» Stated exercise
In the material below, find all lines with the string "掌握安全知识" and copy them.
------ Records provided ------
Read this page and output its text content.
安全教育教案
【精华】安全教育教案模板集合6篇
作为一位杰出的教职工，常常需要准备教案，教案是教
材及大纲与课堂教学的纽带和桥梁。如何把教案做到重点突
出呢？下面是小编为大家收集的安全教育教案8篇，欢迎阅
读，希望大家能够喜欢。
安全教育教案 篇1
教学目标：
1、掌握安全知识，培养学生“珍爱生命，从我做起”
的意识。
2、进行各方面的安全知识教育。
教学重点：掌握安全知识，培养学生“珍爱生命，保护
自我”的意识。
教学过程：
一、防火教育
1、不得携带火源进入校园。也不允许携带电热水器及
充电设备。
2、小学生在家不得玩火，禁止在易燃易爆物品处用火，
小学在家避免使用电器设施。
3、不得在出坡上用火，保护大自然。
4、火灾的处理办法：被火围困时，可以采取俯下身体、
------
» Solution to this exercise
1、掌握安全知识，培养学生“珍爱生命，从我做起”
教学重点：掌握安全知识，培养学生“珍爱生命，保护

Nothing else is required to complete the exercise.